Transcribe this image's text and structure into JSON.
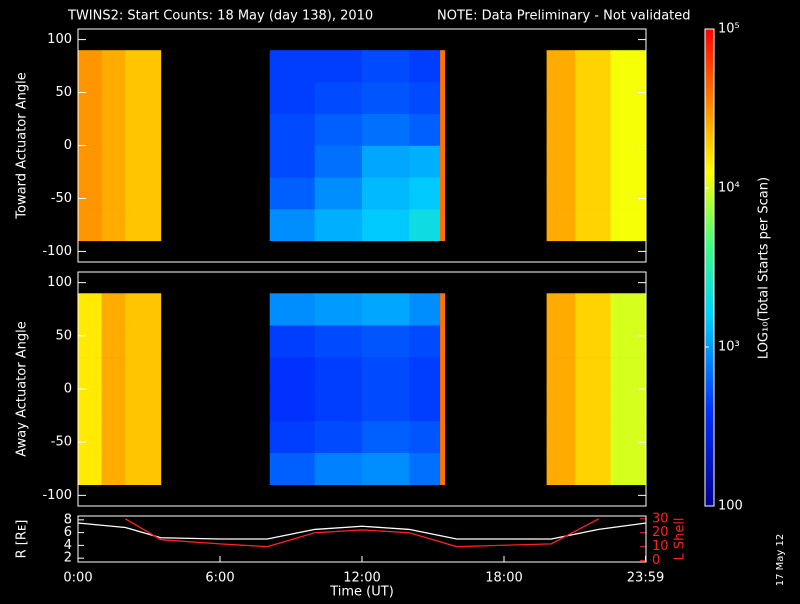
{
  "chart_data": [
    {
      "type": "heatmap",
      "title": "TWINS2: Start Counts: 18 May (day 138), 2010",
      "note": "NOTE: Data Preliminary - Not validated",
      "note_color": "#ff2020",
      "ylabel": "Toward Actuator Angle",
      "xbins": [
        0,
        1,
        2,
        3.5,
        8.1,
        10,
        12,
        14,
        15.3,
        15.5,
        19.8,
        21,
        22.5,
        24
      ],
      "ybins": [
        -90,
        -60,
        -30,
        0,
        30,
        60,
        90
      ],
      "z": [
        [
          30000,
          25000,
          20000,
          null,
          900,
          1200,
          1500,
          2000,
          40000,
          null,
          25000,
          18000,
          12000
        ],
        [
          30000,
          25000,
          20000,
          null,
          600,
          900,
          1300,
          1500,
          40000,
          null,
          25000,
          18000,
          12000
        ],
        [
          30000,
          25000,
          20000,
          null,
          500,
          700,
          1100,
          1200,
          40000,
          null,
          25000,
          18000,
          12000
        ],
        [
          30000,
          25000,
          20000,
          null,
          500,
          600,
          700,
          600,
          40000,
          null,
          25000,
          18000,
          12000
        ],
        [
          30000,
          25000,
          20000,
          null,
          450,
          500,
          550,
          500,
          40000,
          null,
          25000,
          18000,
          12000
        ],
        [
          30000,
          25000,
          20000,
          null,
          450,
          450,
          500,
          450,
          40000,
          null,
          25000,
          18000,
          12000
        ]
      ],
      "xlim": [
        0,
        24
      ],
      "ylim": [
        -110,
        110
      ],
      "yticks": [
        -100,
        -50,
        0,
        50,
        100
      ],
      "colorbar": {
        "label": "LOG₁₀(Total Starts per Scan)",
        "lim": [
          100,
          100000
        ],
        "log": true,
        "ticks": [
          100,
          {
            "value": 1000,
            "label": "10³"
          },
          {
            "value": 10000,
            "label": "10⁴"
          },
          {
            "value": 100000,
            "label": "10⁵"
          }
        ]
      }
    },
    {
      "type": "heatmap",
      "ylabel": "Away Actuator Angle",
      "xbins": [
        0,
        1,
        2,
        3.5,
        8.1,
        10,
        12,
        14,
        15.3,
        15.5,
        19.8,
        21,
        22.5,
        24
      ],
      "ybins": [
        -90,
        -60,
        -30,
        0,
        30,
        60,
        90
      ],
      "z": [
        [
          15000,
          25000,
          20000,
          null,
          600,
          800,
          900,
          700,
          40000,
          null,
          25000,
          18000,
          10000
        ],
        [
          15000,
          25000,
          20000,
          null,
          450,
          500,
          600,
          550,
          40000,
          null,
          25000,
          18000,
          10000
        ],
        [
          15000,
          25000,
          20000,
          null,
          400,
          450,
          500,
          450,
          40000,
          null,
          25000,
          18000,
          10000
        ],
        [
          15000,
          25000,
          20000,
          null,
          400,
          450,
          500,
          450,
          40000,
          null,
          25000,
          18000,
          10000
        ],
        [
          15000,
          25000,
          20000,
          null,
          450,
          500,
          550,
          500,
          40000,
          null,
          25000,
          18000,
          10000
        ],
        [
          15000,
          25000,
          20000,
          null,
          900,
          1000,
          1100,
          900,
          40000,
          null,
          25000,
          18000,
          10000
        ]
      ],
      "xlim": [
        0,
        24
      ],
      "ylim": [
        -110,
        110
      ],
      "yticks": [
        -100,
        -50,
        0,
        50,
        100
      ]
    },
    {
      "type": "line",
      "xlabel": "Time (UT)",
      "ylabel": "R [Rᴇ]",
      "y2label": "L Shell",
      "x": [
        0,
        2,
        3.5,
        6,
        8,
        10,
        12,
        14,
        16,
        18,
        20,
        22,
        24
      ],
      "series": [
        {
          "name": "R",
          "color": "#ffffff",
          "values": [
            7.5,
            6.8,
            5.2,
            5,
            5,
            6.5,
            7,
            6.5,
            5,
            5,
            5,
            6.5,
            7.5
          ]
        },
        {
          "name": "L Shell",
          "color": "#ff2020",
          "axis": "y2",
          "values": [
            null,
            30,
            15,
            12,
            10,
            20,
            22,
            20,
            10,
            11,
            12,
            30,
            null
          ]
        }
      ],
      "xlim": [
        0,
        24
      ],
      "xticks": [
        {
          "value": 0,
          "label": "0:00"
        },
        {
          "value": 6,
          "label": "6:00"
        },
        {
          "value": 12,
          "label": "12:00"
        },
        {
          "value": 18,
          "label": "18:00"
        },
        {
          "value": 23.98,
          "label": "23:59"
        }
      ],
      "ylim": [
        1.4,
        8.6
      ],
      "yticks": [
        2,
        4,
        6,
        8
      ],
      "y2lim": [
        -1,
        32
      ],
      "y2ticks": [
        0,
        10,
        20,
        30
      ],
      "y2color": "#ff2020"
    }
  ],
  "footer": "17 May 12"
}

------------------------------------------------

Do not include the images; transcribe the rest of the listing exactly.

Transcribe this image's text and structure into JSON.
{
  "chart_data": [
    {
      "type": "heatmap",
      "title": "TWINS2: Start Counts: 18 May (day 138), 2010",
      "note": "NOTE: Data Preliminary - Not validated",
      "note_color": "#ff2020",
      "ylabel": "Toward Actuator Angle",
      "xbins": [
        0,
        1,
        2,
        3.5,
        8.1,
        10,
        12,
        14,
        15.3,
        15.5,
        19.8,
        21,
        22.5,
        24
      ],
      "ybins": [
        -90,
        -60,
        -30,
        0,
        30,
        60,
        90
      ],
      "z": [
        [
          30000,
          25000,
          20000,
          null,
          900,
          1200,
          1500,
          2000,
          40000,
          null,
          25000,
          18000,
          12000
        ],
        [
          30000,
          25000,
          20000,
          null,
          600,
          900,
          1300,
          1500,
          40000,
          null,
          25000,
          18000,
          12000
        ],
        [
          30000,
          25000,
          20000,
          null,
          500,
          700,
          1100,
          1200,
          40000,
          null,
          25000,
          18000,
          12000
        ],
        [
          30000,
          25000,
          20000,
          null,
          500,
          600,
          700,
          600,
          40000,
          null,
          25000,
          18000,
          12000
        ],
        [
          30000,
          25000,
          20000,
          null,
          450,
          500,
          550,
          500,
          40000,
          null,
          25000,
          18000,
          12000
        ],
        [
          30000,
          25000,
          20000,
          null,
          450,
          450,
          500,
          450,
          40000,
          null,
          25000,
          18000,
          12000
        ]
      ],
      "xlim": [
        0,
        24
      ],
      "ylim": [
        -110,
        110
      ],
      "yticks": [
        -100,
        -50,
        0,
        50,
        100
      ],
      "colorbar": {
        "label": "LOG₁₀(Total Starts per Scan)",
        "lim": [
          100,
          100000
        ],
        "log": true,
        "ticks": [
          100,
          {
            "value": 1000,
            "label": "10³"
          },
          {
            "value": 10000,
            "label": "10⁴"
          },
          {
            "value": 100000,
            "label": "10⁵"
          }
        ]
      }
    },
    {
      "type": "heatmap",
      "ylabel": "Away Actuator Angle",
      "xbins": [
        0,
        1,
        2,
        3.5,
        8.1,
        10,
        12,
        14,
        15.3,
        15.5,
        19.8,
        21,
        22.5,
        24
      ],
      "ybins": [
        -90,
        -60,
        -30,
        0,
        30,
        60,
        90
      ],
      "z": [
        [
          15000,
          25000,
          20000,
          null,
          600,
          800,
          900,
          700,
          40000,
          null,
          25000,
          18000,
          10000
        ],
        [
          15000,
          25000,
          20000,
          null,
          450,
          500,
          600,
          550,
          40000,
          null,
          25000,
          18000,
          10000
        ],
        [
          15000,
          25000,
          20000,
          null,
          400,
          450,
          500,
          450,
          40000,
          null,
          25000,
          18000,
          10000
        ],
        [
          15000,
          25000,
          20000,
          null,
          400,
          450,
          500,
          450,
          40000,
          null,
          25000,
          18000,
          10000
        ],
        [
          15000,
          25000,
          20000,
          null,
          450,
          500,
          550,
          500,
          40000,
          null,
          25000,
          18000,
          10000
        ],
        [
          15000,
          25000,
          20000,
          null,
          900,
          1000,
          1100,
          900,
          40000,
          null,
          25000,
          18000,
          10000
        ]
      ],
      "xlim": [
        0,
        24
      ],
      "ylim": [
        -110,
        110
      ],
      "yticks": [
        -100,
        -50,
        0,
        50,
        100
      ]
    },
    {
      "type": "line",
      "xlabel": "Time (UT)",
      "ylabel": "R [Rᴇ]",
      "y2label": "L Shell",
      "x": [
        0,
        2,
        3.5,
        6,
        8,
        10,
        12,
        14,
        16,
        18,
        20,
        22,
        24
      ],
      "series": [
        {
          "name": "R",
          "color": "#ffffff",
          "values": [
            7.5,
            6.8,
            5.2,
            5,
            5,
            6.5,
            7,
            6.5,
            5,
            5,
            5,
            6.5,
            7.5
          ]
        },
        {
          "name": "L Shell",
          "color": "#ff2020",
          "axis": "y2",
          "values": [
            null,
            30,
            15,
            12,
            10,
            20,
            22,
            20,
            10,
            11,
            12,
            30,
            null
          ]
        }
      ],
      "xlim": [
        0,
        24
      ],
      "xticks": [
        {
          "value": 0,
          "label": "0:00"
        },
        {
          "value": 6,
          "label": "6:00"
        },
        {
          "value": 12,
          "label": "12:00"
        },
        {
          "value": 18,
          "label": "18:00"
        },
        {
          "value": 23.98,
          "label": "23:59"
        }
      ],
      "ylim": [
        1.4,
        8.6
      ],
      "yticks": [
        2,
        4,
        6,
        8
      ],
      "y2lim": [
        -1,
        32
      ],
      "y2ticks": [
        0,
        10,
        20,
        30
      ],
      "y2color": "#ff2020"
    }
  ],
  "footer": "17 May 12"
}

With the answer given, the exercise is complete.